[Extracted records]
• • • • • • •

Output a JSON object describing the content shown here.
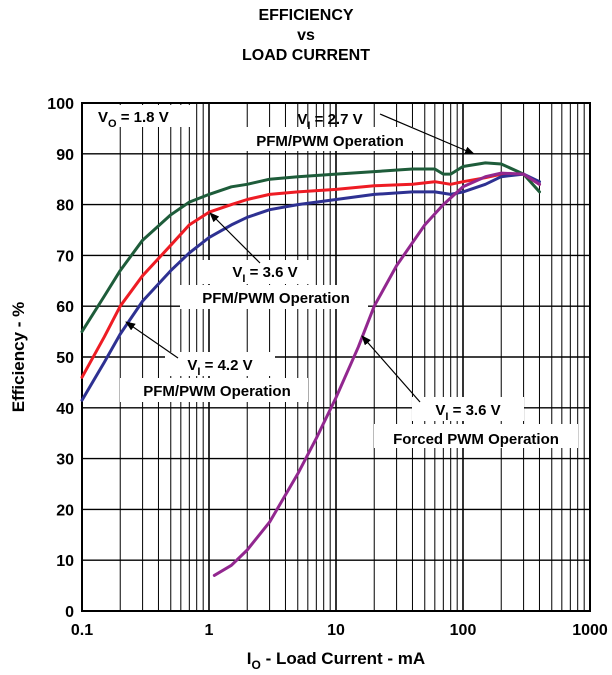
{
  "title_lines": [
    "EFFICIENCY",
    "vs",
    "LOAD CURRENT"
  ],
  "colors": {
    "vi27_pfm": "#1e5c3a",
    "vi36_pfm": "#ee1c24",
    "vi42_pfm": "#2e3192",
    "vi36_pwm": "#92278f",
    "grid": "#000000"
  },
  "chart_data": {
    "type": "line",
    "x_scale": "log",
    "xlim": [
      0.1,
      1000
    ],
    "ylim": [
      0,
      100
    ],
    "x_ticks": [
      "0.1",
      "1",
      "10",
      "100",
      "1000"
    ],
    "y_ticks": [
      "0",
      "10",
      "20",
      "30",
      "40",
      "50",
      "60",
      "70",
      "80",
      "90",
      "100"
    ],
    "grid": true,
    "xlabel": {
      "main": "I",
      "sub": "O",
      "rest": " - Load Current - mA"
    },
    "ylabel": "Efficiency - %",
    "annotations": [
      {
        "id": "vo",
        "line1": {
          "main": "V",
          "sub": "O",
          "rest": " = 1.8 V"
        }
      },
      {
        "id": "vi27",
        "line1": {
          "main": "V",
          "sub": "I",
          "rest": " = 2.7 V"
        },
        "line2": "PFM/PWM Operation"
      },
      {
        "id": "vi36",
        "line1": {
          "main": "V",
          "sub": "I",
          "rest": " = 3.6 V"
        },
        "line2": "PFM/PWM Operation"
      },
      {
        "id": "vi42",
        "line1": {
          "main": "V",
          "sub": "I",
          "rest": " = 4.2 V"
        },
        "line2": "PFM/PWM Operation"
      },
      {
        "id": "vi36pwm",
        "line1": {
          "main": "V",
          "sub": "I",
          "rest": " = 3.6 V"
        },
        "line2": "Forced PWM Operation"
      }
    ],
    "series": [
      {
        "key": "vi27_pfm",
        "x": [
          0.1,
          0.15,
          0.2,
          0.3,
          0.5,
          0.7,
          1,
          1.5,
          2,
          3,
          5,
          10,
          20,
          40,
          60,
          70,
          80,
          100,
          150,
          200,
          300,
          400
        ],
        "y": [
          55,
          62,
          67,
          73,
          78,
          80.5,
          82,
          83.5,
          84,
          85,
          85.5,
          86,
          86.5,
          87,
          87,
          86,
          86,
          87.5,
          88.2,
          88,
          86,
          82.5
        ]
      },
      {
        "key": "vi36_pfm",
        "x": [
          0.1,
          0.15,
          0.2,
          0.3,
          0.5,
          0.7,
          1,
          1.5,
          2,
          3,
          5,
          10,
          20,
          40,
          60,
          80,
          100,
          150,
          200,
          300,
          400
        ],
        "y": [
          46,
          54,
          60,
          66,
          72,
          76,
          78.5,
          80,
          81,
          82,
          82.5,
          83,
          83.7,
          84,
          84.5,
          84,
          84.5,
          85.3,
          86,
          86,
          84
        ]
      },
      {
        "key": "vi42_pfm",
        "x": [
          0.1,
          0.15,
          0.2,
          0.3,
          0.5,
          0.7,
          1,
          1.5,
          2,
          3,
          5,
          10,
          20,
          40,
          60,
          80,
          100,
          150,
          200,
          300,
          400
        ],
        "y": [
          41.5,
          49,
          54.5,
          61,
          67,
          70.5,
          73.5,
          76,
          77.5,
          79,
          80,
          81,
          82,
          82.5,
          82.5,
          82,
          82.5,
          84,
          85.5,
          86,
          84.5
        ]
      },
      {
        "key": "vi36_pwm",
        "x": [
          1.1,
          1.5,
          2,
          3,
          5,
          7,
          10,
          15,
          20,
          30,
          50,
          70,
          100,
          150,
          200,
          300,
          400
        ],
        "y": [
          7,
          9,
          12,
          17.5,
          27,
          34,
          42,
          52,
          60,
          68,
          76,
          80,
          83.5,
          85.5,
          86.2,
          86,
          84
        ]
      }
    ]
  }
}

• • • • • • •

_DIRECTION_
Copy out the listing exactly as it stands, but not the pictures.

_WRITTEN ANSWER_
Output a JSON object describing the content shown here.
{
  "title_lines": [
    "EFFICIENCY",
    "vs",
    "LOAD CURRENT"
  ],
  "colors": {
    "vi27_pfm": "#1e5c3a",
    "vi36_pfm": "#ee1c24",
    "vi42_pfm": "#2e3192",
    "vi36_pwm": "#92278f",
    "grid": "#000000"
  },
  "chart_data": {
    "type": "line",
    "x_scale": "log",
    "xlim": [
      0.1,
      1000
    ],
    "ylim": [
      0,
      100
    ],
    "x_ticks": [
      "0.1",
      "1",
      "10",
      "100",
      "1000"
    ],
    "y_ticks": [
      "0",
      "10",
      "20",
      "30",
      "40",
      "50",
      "60",
      "70",
      "80",
      "90",
      "100"
    ],
    "grid": true,
    "xlabel": {
      "main": "I",
      "sub": "O",
      "rest": " - Load Current - mA"
    },
    "ylabel": "Efficiency - %",
    "annotations": [
      {
        "id": "vo",
        "line1": {
          "main": "V",
          "sub": "O",
          "rest": " = 1.8 V"
        }
      },
      {
        "id": "vi27",
        "line1": {
          "main": "V",
          "sub": "I",
          "rest": " = 2.7 V"
        },
        "line2": "PFM/PWM Operation"
      },
      {
        "id": "vi36",
        "line1": {
          "main": "V",
          "sub": "I",
          "rest": " = 3.6 V"
        },
        "line2": "PFM/PWM Operation"
      },
      {
        "id": "vi42",
        "line1": {
          "main": "V",
          "sub": "I",
          "rest": " = 4.2 V"
        },
        "line2": "PFM/PWM Operation"
      },
      {
        "id": "vi36pwm",
        "line1": {
          "main": "V",
          "sub": "I",
          "rest": " = 3.6 V"
        },
        "line2": "Forced PWM Operation"
      }
    ],
    "series": [
      {
        "key": "vi27_pfm",
        "x": [
          0.1,
          0.15,
          0.2,
          0.3,
          0.5,
          0.7,
          1,
          1.5,
          2,
          3,
          5,
          10,
          20,
          40,
          60,
          70,
          80,
          100,
          150,
          200,
          300,
          400
        ],
        "y": [
          55,
          62,
          67,
          73,
          78,
          80.5,
          82,
          83.5,
          84,
          85,
          85.5,
          86,
          86.5,
          87,
          87,
          86,
          86,
          87.5,
          88.2,
          88,
          86,
          82.5
        ]
      },
      {
        "key": "vi36_pfm",
        "x": [
          0.1,
          0.15,
          0.2,
          0.3,
          0.5,
          0.7,
          1,
          1.5,
          2,
          3,
          5,
          10,
          20,
          40,
          60,
          80,
          100,
          150,
          200,
          300,
          400
        ],
        "y": [
          46,
          54,
          60,
          66,
          72,
          76,
          78.5,
          80,
          81,
          82,
          82.5,
          83,
          83.7,
          84,
          84.5,
          84,
          84.5,
          85.3,
          86,
          86,
          84
        ]
      },
      {
        "key": "vi42_pfm",
        "x": [
          0.1,
          0.15,
          0.2,
          0.3,
          0.5,
          0.7,
          1,
          1.5,
          2,
          3,
          5,
          10,
          20,
          40,
          60,
          80,
          100,
          150,
          200,
          300,
          400
        ],
        "y": [
          41.5,
          49,
          54.5,
          61,
          67,
          70.5,
          73.5,
          76,
          77.5,
          79,
          80,
          81,
          82,
          82.5,
          82.5,
          82,
          82.5,
          84,
          85.5,
          86,
          84.5
        ]
      },
      {
        "key": "vi36_pwm",
        "x": [
          1.1,
          1.5,
          2,
          3,
          5,
          7,
          10,
          15,
          20,
          30,
          50,
          70,
          100,
          150,
          200,
          300,
          400
        ],
        "y": [
          7,
          9,
          12,
          17.5,
          27,
          34,
          42,
          52,
          60,
          68,
          76,
          80,
          83.5,
          85.5,
          86.2,
          86,
          84
        ]
      }
    ]
  }
}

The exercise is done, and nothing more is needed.